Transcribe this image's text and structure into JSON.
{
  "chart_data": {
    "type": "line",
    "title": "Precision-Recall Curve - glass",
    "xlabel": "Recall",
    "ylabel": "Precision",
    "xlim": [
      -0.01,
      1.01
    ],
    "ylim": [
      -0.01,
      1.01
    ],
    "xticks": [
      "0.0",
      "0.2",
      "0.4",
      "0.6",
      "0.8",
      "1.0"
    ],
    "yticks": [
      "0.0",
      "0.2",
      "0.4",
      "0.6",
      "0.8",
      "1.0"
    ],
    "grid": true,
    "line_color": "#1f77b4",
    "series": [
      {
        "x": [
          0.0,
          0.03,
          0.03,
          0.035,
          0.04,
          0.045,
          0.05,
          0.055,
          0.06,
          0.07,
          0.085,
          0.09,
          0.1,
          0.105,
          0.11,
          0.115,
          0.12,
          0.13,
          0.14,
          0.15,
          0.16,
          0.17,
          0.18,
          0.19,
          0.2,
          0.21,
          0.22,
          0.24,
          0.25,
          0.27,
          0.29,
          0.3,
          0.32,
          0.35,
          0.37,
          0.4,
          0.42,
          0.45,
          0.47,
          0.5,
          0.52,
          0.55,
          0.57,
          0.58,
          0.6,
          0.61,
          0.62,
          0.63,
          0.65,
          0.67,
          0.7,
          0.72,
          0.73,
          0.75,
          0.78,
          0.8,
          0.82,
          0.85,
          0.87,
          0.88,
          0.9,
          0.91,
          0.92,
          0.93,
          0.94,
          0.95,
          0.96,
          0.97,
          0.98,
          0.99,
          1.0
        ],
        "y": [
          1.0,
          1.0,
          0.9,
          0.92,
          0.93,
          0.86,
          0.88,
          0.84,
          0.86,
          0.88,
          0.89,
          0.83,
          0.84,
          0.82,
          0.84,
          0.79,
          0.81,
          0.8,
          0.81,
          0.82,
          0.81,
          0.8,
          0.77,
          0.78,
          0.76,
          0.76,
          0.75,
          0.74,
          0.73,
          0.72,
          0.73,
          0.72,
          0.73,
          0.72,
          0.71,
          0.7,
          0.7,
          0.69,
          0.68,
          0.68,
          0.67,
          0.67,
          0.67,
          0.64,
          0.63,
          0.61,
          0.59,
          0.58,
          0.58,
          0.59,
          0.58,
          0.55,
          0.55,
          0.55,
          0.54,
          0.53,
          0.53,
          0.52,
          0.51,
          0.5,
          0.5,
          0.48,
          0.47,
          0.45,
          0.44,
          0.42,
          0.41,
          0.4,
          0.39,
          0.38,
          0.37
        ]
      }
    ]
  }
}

===

## AIM
Identify the lines that hold the word "Precision". Copy every one of them.

## THE RESPONSE
    "title": "Precision-Recall Curve - glass",
    "ylabel": "Precision",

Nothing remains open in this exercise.